SET PROBLEM:
From the listing below, extract each entry exactly as written, minus the images.

-- Start of SOURCE DATA --

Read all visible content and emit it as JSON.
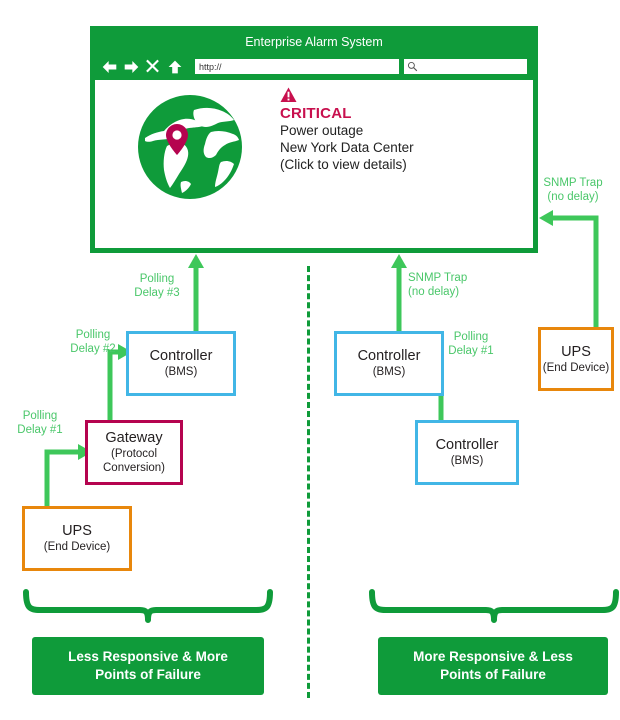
{
  "browser": {
    "title": "Enterprise Alarm System",
    "nav_icons": [
      "back-arrow-icon",
      "forward-arrow-icon",
      "close-x-icon",
      "up-arrow-icon"
    ],
    "url_value": "http://",
    "url_placeholder": "http://",
    "search_value": "",
    "search_placeholder": "",
    "search_icon": "magnifier-icon"
  },
  "alert": {
    "globe_icon": "globe-with-location-pin-icon",
    "warning_icon": "warning-triangle-icon",
    "severity": "CRITICAL",
    "line1": "Power outage",
    "line2": "New York Data Center",
    "line3": "(Click to view details)",
    "severity_color": "#c8104e",
    "globe_color": "#0f9b3a",
    "pin_color": "#b5044f"
  },
  "nodes": {
    "controller_left": {
      "title": "Controller",
      "sub": "(BMS)",
      "color": "#41b6e6"
    },
    "gateway": {
      "title": "Gateway",
      "sub": "(Protocol\nConversion)",
      "sub_line1": "(Protocol",
      "sub_line2": "Conversion)",
      "color": "#b5044f"
    },
    "ups_left": {
      "title": "UPS",
      "sub": "(End Device)",
      "color": "#e8870c"
    },
    "controller_right_top": {
      "title": "Controller",
      "sub": "(BMS)",
      "color": "#41b6e6"
    },
    "controller_right_bottom": {
      "title": "Controller",
      "sub": "(BMS)",
      "color": "#41b6e6"
    },
    "ups_right": {
      "title": "UPS",
      "sub": "(End Device)",
      "color": "#e8870c"
    }
  },
  "flows": {
    "polling_delay_3": "Polling\nDelay #3",
    "polling_delay_2": "Polling\nDelay #2",
    "polling_delay_1_left": "Polling\nDelay #1",
    "snmp_trap_right_outer": "SNMP Trap\n(no delay)",
    "snmp_trap_inner": "SNMP Trap\n(no delay)",
    "polling_delay_1_right": "Polling\nDelay #1",
    "arrow_color": "#3ec75a",
    "label_color": "#4ac76a"
  },
  "conclusions": {
    "left": "Less Responsive & More\nPoints of Failure",
    "right": "More Responsive & Less\nPoints of Failure",
    "box_color": "#0f9b3a",
    "text_color": "#ffffff"
  },
  "divider": {
    "style": "dashed-vertical",
    "color": "#0f9b3a"
  }
}
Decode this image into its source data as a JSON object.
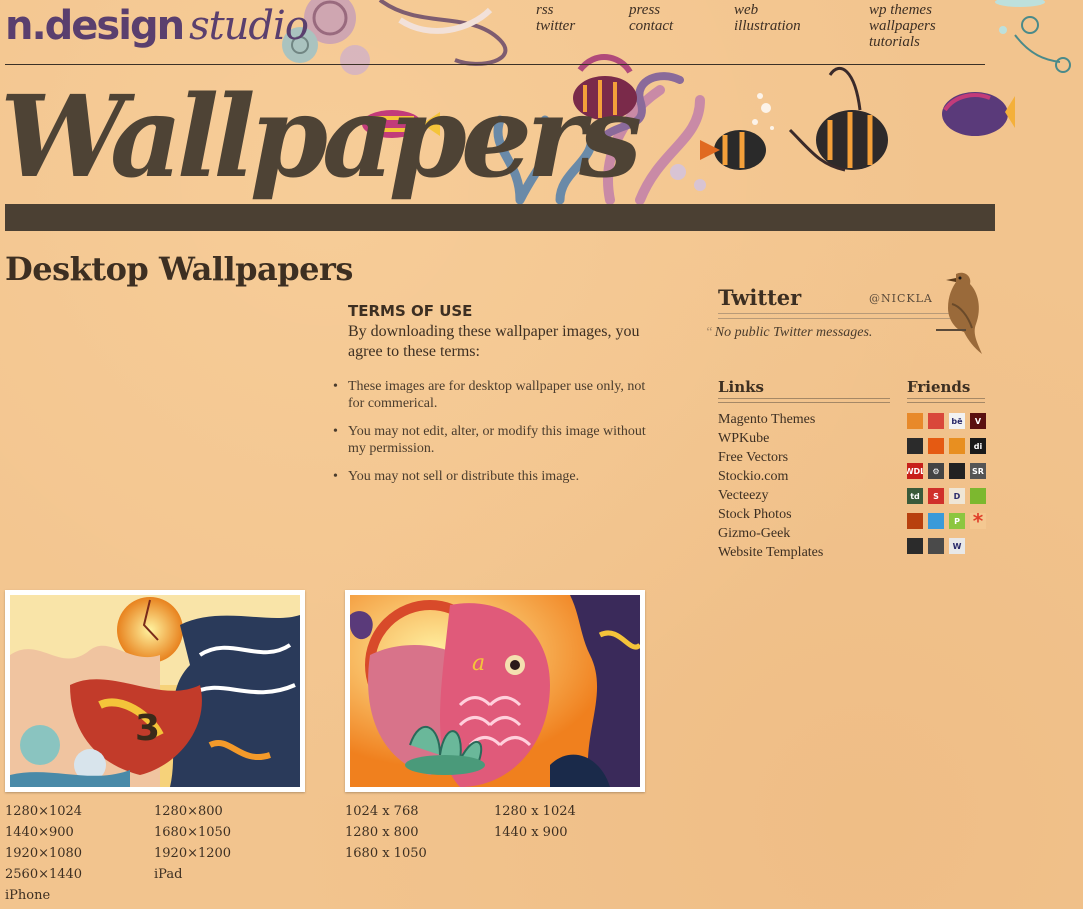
{
  "header": {
    "logo_bold": "n.design",
    "logo_italic": "studio",
    "nav": [
      [
        "rss",
        "twitter"
      ],
      [
        "press",
        "contact"
      ],
      [
        "web",
        "illustration"
      ],
      [
        "wp themes",
        "wallpapers",
        "tutorials"
      ]
    ],
    "banner_title": "Wallpapers"
  },
  "page_title": "Desktop Wallpapers",
  "terms": {
    "heading": "TERMS OF USE",
    "intro": "By downloading these wallpaper images, you agree to these terms:",
    "items": [
      "These images are for desktop wallpaper use only, not for commerical.",
      "You may not edit, alter, or modify this image without my permission.",
      "You may not sell or distribute this image."
    ]
  },
  "twitter": {
    "title": "Twitter",
    "handle": "@NICKLA",
    "message": "No public Twitter messages."
  },
  "links": {
    "title": "Links",
    "items": [
      "Magento Themes",
      "WPKube",
      "Free Vectors",
      "Stockio.com",
      "Vecteezy",
      "Stock Photos",
      "Gizmo-Geek",
      "Website Templates"
    ]
  },
  "friends": {
    "title": "Friends",
    "icons": [
      [
        {
          "t": "",
          "c": "#e8892a"
        },
        {
          "t": "",
          "c": "#d9473a"
        },
        {
          "t": "bē",
          "c": "#f2f2f2"
        },
        {
          "t": "V",
          "c": "#5a1010"
        }
      ],
      [
        {
          "t": "",
          "c": "#2b2b2b"
        },
        {
          "t": "",
          "c": "#e55a12"
        },
        {
          "t": "",
          "c": "#e88f20"
        },
        {
          "t": "di",
          "c": "#1a1a1a"
        }
      ],
      [
        {
          "t": "WDL",
          "c": "#c8201a"
        },
        {
          "t": "⚙",
          "c": "#444444"
        },
        {
          "t": "",
          "c": "#222222"
        },
        {
          "t": "SR",
          "c": "#555555"
        }
      ],
      [
        {
          "t": "td",
          "c": "#3a5a3a"
        },
        {
          "t": "S",
          "c": "#d0302a"
        },
        {
          "t": "D",
          "c": "#efe6d6"
        },
        {
          "t": "",
          "c": "#7cb82f"
        }
      ],
      [
        {
          "t": "",
          "c": "#b8400e"
        },
        {
          "t": "",
          "c": "#3a9ad9"
        },
        {
          "t": "P",
          "c": "#8cc63f"
        },
        {
          "t": "*",
          "c": "#f4c891"
        }
      ],
      [
        {
          "t": "",
          "c": "#2b2b2b"
        },
        {
          "t": "",
          "c": "#4a4a4a"
        },
        {
          "t": "W",
          "c": "#e8e8e8"
        }
      ]
    ]
  },
  "wallpapers": [
    {
      "name": "wave-wallpaper",
      "col1": [
        "1280×1024",
        "1440×900",
        "1920×1080",
        "2560×1440",
        "iPhone"
      ],
      "col2": [
        "1280×800",
        "1680×1050",
        "1920×1200",
        "iPad"
      ]
    },
    {
      "name": "koi-wallpaper",
      "col1": [
        "1024 x 768",
        "1280 x 800",
        "1680 x 1050"
      ],
      "col2": [
        "1280 x 1024",
        "1440 x 900"
      ]
    }
  ]
}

-- End of SOURCE DATA --

EXPECTED ANSWER:
Read all visible content and emit it as JSON.
{
  "browser": {
    "title": "Enterprise Alarm System",
    "nav_icons": [
      "back-arrow-icon",
      "forward-arrow-icon",
      "close-x-icon",
      "up-arrow-icon"
    ],
    "url_value": "http://",
    "url_placeholder": "http://",
    "search_value": "",
    "search_placeholder": "",
    "search_icon": "magnifier-icon"
  },
  "alert": {
    "globe_icon": "globe-with-location-pin-icon",
    "warning_icon": "warning-triangle-icon",
    "severity": "CRITICAL",
    "line1": "Power outage",
    "line2": "New York Data Center",
    "line3": "(Click to view details)",
    "severity_color": "#c8104e",
    "globe_color": "#0f9b3a",
    "pin_color": "#b5044f"
  },
  "nodes": {
    "controller_left": {
      "title": "Controller",
      "sub": "(BMS)",
      "color": "#41b6e6"
    },
    "gateway": {
      "title": "Gateway",
      "sub": "(Protocol\nConversion)",
      "sub_line1": "(Protocol",
      "sub_line2": "Conversion)",
      "color": "#b5044f"
    },
    "ups_left": {
      "title": "UPS",
      "sub": "(End Device)",
      "color": "#e8870c"
    },
    "controller_right_top": {
      "title": "Controller",
      "sub": "(BMS)",
      "color": "#41b6e6"
    },
    "controller_right_bottom": {
      "title": "Controller",
      "sub": "(BMS)",
      "color": "#41b6e6"
    },
    "ups_right": {
      "title": "UPS",
      "sub": "(End Device)",
      "color": "#e8870c"
    }
  },
  "flows": {
    "polling_delay_3": "Polling\nDelay #3",
    "polling_delay_2": "Polling\nDelay #2",
    "polling_delay_1_left": "Polling\nDelay #1",
    "snmp_trap_right_outer": "SNMP Trap\n(no delay)",
    "snmp_trap_inner": "SNMP Trap\n(no delay)",
    "polling_delay_1_right": "Polling\nDelay #1",
    "arrow_color": "#3ec75a",
    "label_color": "#4ac76a"
  },
  "conclusions": {
    "left": "Less Responsive & More\nPoints of Failure",
    "right": "More Responsive & Less\nPoints of Failure",
    "box_color": "#0f9b3a",
    "text_color": "#ffffff"
  },
  "divider": {
    "style": "dashed-vertical",
    "color": "#0f9b3a"
  }
}
Decode this image into its source data as a JSON object.
{
  "header": {
    "logo_bold": "n.design",
    "logo_italic": "studio",
    "nav": [
      [
        "rss",
        "twitter"
      ],
      [
        "press",
        "contact"
      ],
      [
        "web",
        "illustration"
      ],
      [
        "wp themes",
        "wallpapers",
        "tutorials"
      ]
    ],
    "banner_title": "Wallpapers"
  },
  "page_title": "Desktop Wallpapers",
  "terms": {
    "heading": "TERMS OF USE",
    "intro": "By downloading these wallpaper images, you agree to these terms:",
    "items": [
      "These images are for desktop wallpaper use only, not for commerical.",
      "You may not edit, alter, or modify this image without my permission.",
      "You may not sell or distribute this image."
    ]
  },
  "twitter": {
    "title": "Twitter",
    "handle": "@NICKLA",
    "message": "No public Twitter messages."
  },
  "links": {
    "title": "Links",
    "items": [
      "Magento Themes",
      "WPKube",
      "Free Vectors",
      "Stockio.com",
      "Vecteezy",
      "Stock Photos",
      "Gizmo-Geek",
      "Website Templates"
    ]
  },
  "friends": {
    "title": "Friends",
    "icons": [
      [
        {
          "t": "",
          "c": "#e8892a"
        },
        {
          "t": "",
          "c": "#d9473a"
        },
        {
          "t": "bē",
          "c": "#f2f2f2"
        },
        {
          "t": "V",
          "c": "#5a1010"
        }
      ],
      [
        {
          "t": "",
          "c": "#2b2b2b"
        },
        {
          "t": "",
          "c": "#e55a12"
        },
        {
          "t": "",
          "c": "#e88f20"
        },
        {
          "t": "di",
          "c": "#1a1a1a"
        }
      ],
      [
        {
          "t": "WDL",
          "c": "#c8201a"
        },
        {
          "t": "⚙",
          "c": "#444444"
        },
        {
          "t": "",
          "c": "#222222"
        },
        {
          "t": "SR",
          "c": "#555555"
        }
      ],
      [
        {
          "t": "td",
          "c": "#3a5a3a"
        },
        {
          "t": "S",
          "c": "#d0302a"
        },
        {
          "t": "D",
          "c": "#efe6d6"
        },
        {
          "t": "",
          "c": "#7cb82f"
        }
      ],
      [
        {
          "t": "",
          "c": "#b8400e"
        },
        {
          "t": "",
          "c": "#3a9ad9"
        },
        {
          "t": "P",
          "c": "#8cc63f"
        },
        {
          "t": "*",
          "c": "#f4c891"
        }
      ],
      [
        {
          "t": "",
          "c": "#2b2b2b"
        },
        {
          "t": "",
          "c": "#4a4a4a"
        },
        {
          "t": "W",
          "c": "#e8e8e8"
        }
      ]
    ]
  },
  "wallpapers": [
    {
      "name": "wave-wallpaper",
      "col1": [
        "1280×1024",
        "1440×900",
        "1920×1080",
        "2560×1440",
        "iPhone"
      ],
      "col2": [
        "1280×800",
        "1680×1050",
        "1920×1200",
        "iPad"
      ]
    },
    {
      "name": "koi-wallpaper",
      "col1": [
        "1024 x 768",
        "1280 x 800",
        "1680 x 1050"
      ],
      "col2": [
        "1280 x 1024",
        "1440 x 900"
      ]
    }
  ]
}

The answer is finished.